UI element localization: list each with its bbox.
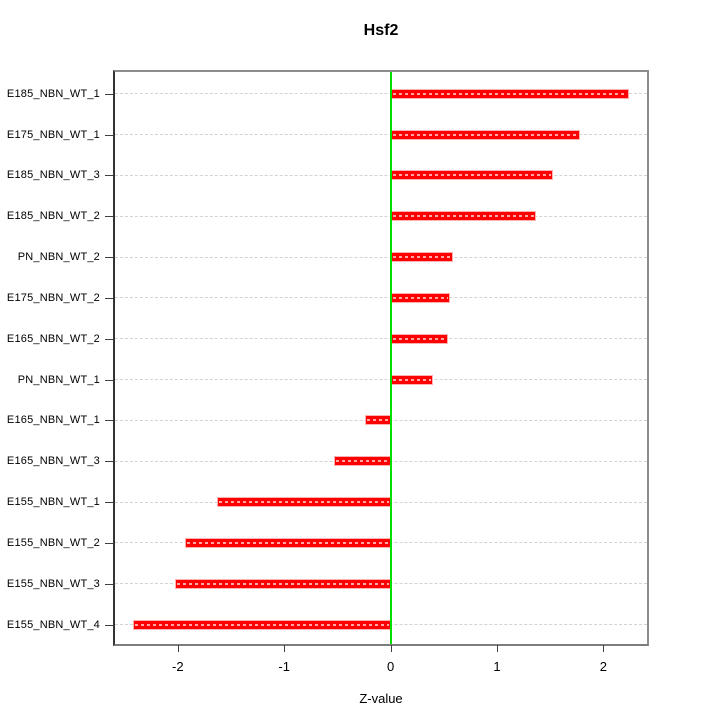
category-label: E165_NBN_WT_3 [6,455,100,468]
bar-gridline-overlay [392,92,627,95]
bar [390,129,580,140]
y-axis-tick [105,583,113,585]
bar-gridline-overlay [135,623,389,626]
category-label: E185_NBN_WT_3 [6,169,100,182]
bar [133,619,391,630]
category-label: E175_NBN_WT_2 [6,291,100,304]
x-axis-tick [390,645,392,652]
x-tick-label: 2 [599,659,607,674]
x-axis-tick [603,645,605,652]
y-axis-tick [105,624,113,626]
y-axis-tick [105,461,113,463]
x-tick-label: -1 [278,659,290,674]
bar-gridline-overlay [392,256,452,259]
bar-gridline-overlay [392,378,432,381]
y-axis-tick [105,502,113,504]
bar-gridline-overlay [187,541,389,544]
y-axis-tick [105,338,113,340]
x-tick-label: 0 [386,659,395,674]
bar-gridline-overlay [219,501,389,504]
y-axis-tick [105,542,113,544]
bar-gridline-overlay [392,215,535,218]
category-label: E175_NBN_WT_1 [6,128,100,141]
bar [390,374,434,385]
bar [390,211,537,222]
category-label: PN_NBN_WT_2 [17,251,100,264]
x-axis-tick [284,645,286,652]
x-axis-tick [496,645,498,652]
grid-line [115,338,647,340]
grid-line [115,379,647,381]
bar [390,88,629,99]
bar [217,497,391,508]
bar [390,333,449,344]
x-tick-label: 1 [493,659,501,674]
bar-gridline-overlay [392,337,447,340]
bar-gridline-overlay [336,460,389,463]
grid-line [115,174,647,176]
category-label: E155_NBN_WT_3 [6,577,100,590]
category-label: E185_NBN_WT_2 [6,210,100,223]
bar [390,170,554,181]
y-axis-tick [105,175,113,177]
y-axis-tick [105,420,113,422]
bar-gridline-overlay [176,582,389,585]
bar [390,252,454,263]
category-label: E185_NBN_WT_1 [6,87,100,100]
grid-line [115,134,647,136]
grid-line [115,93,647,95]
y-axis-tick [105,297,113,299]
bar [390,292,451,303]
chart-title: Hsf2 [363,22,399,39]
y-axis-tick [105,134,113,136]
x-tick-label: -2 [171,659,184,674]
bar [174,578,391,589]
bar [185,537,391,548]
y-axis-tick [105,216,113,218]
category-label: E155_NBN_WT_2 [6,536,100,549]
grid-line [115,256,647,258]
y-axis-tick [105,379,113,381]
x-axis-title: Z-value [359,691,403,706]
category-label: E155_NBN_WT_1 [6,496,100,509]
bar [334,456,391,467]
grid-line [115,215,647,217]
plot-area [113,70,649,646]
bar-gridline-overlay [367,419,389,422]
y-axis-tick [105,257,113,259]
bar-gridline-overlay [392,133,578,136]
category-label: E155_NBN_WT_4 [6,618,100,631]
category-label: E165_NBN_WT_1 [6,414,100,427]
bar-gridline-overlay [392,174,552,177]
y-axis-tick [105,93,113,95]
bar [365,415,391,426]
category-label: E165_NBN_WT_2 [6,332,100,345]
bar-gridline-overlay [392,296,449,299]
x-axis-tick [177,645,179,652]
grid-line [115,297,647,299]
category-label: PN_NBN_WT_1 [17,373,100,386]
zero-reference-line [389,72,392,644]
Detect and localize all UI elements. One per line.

▸ **What is needed**
Repeat the lines above verbatim, starting at the line containing "category-label: E165_NBN_WT_3 [6,455,100,468]" and ending at the line containing "bar [390,252,454,263]", with both of those lines included.

▸ **Solution to this problem**
category-label: E165_NBN_WT_3 [6,455,100,468]
bar-gridline-overlay [392,92,627,95]
bar [390,129,580,140]
y-axis-tick [105,583,113,585]
bar-gridline-overlay [135,623,389,626]
category-label: E185_NBN_WT_3 [6,169,100,182]
bar [133,619,391,630]
category-label: E175_NBN_WT_2 [6,291,100,304]
x-axis-tick [390,645,392,652]
x-tick-label: 2 [599,659,607,674]
x-axis-tick [603,645,605,652]
y-axis-tick [105,624,113,626]
y-axis-tick [105,461,113,463]
x-tick-label: -1 [278,659,290,674]
bar-gridline-overlay [392,256,452,259]
bar-gridline-overlay [392,378,432,381]
y-axis-tick [105,502,113,504]
bar-gridline-overlay [187,541,389,544]
y-axis-tick [105,338,113,340]
x-tick-label: 0 [386,659,395,674]
bar-gridline-overlay [219,501,389,504]
y-axis-tick [105,542,113,544]
bar-gridline-overlay [392,215,535,218]
category-label: E175_NBN_WT_1 [6,128,100,141]
bar [390,374,434,385]
bar [390,211,537,222]
category-label: PN_NBN_WT_2 [17,251,100,264]
x-axis-tick [284,645,286,652]
x-axis-tick [496,645,498,652]
grid-line [115,338,647,340]
grid-line [115,379,647,381]
bar [390,88,629,99]
bar [217,497,391,508]
bar [390,333,449,344]
x-tick-label: 1 [493,659,501,674]
bar-gridline-overlay [392,337,447,340]
bar-gridline-overlay [336,460,389,463]
grid-line [115,174,647,176]
category-label: E155_NBN_WT_3 [6,577,100,590]
category-label: E185_NBN_WT_2 [6,210,100,223]
bar [390,170,554,181]
y-axis-tick [105,175,113,177]
y-axis-tick [105,420,113,422]
bar-gridline-overlay [176,582,389,585]
bar [390,252,454,263]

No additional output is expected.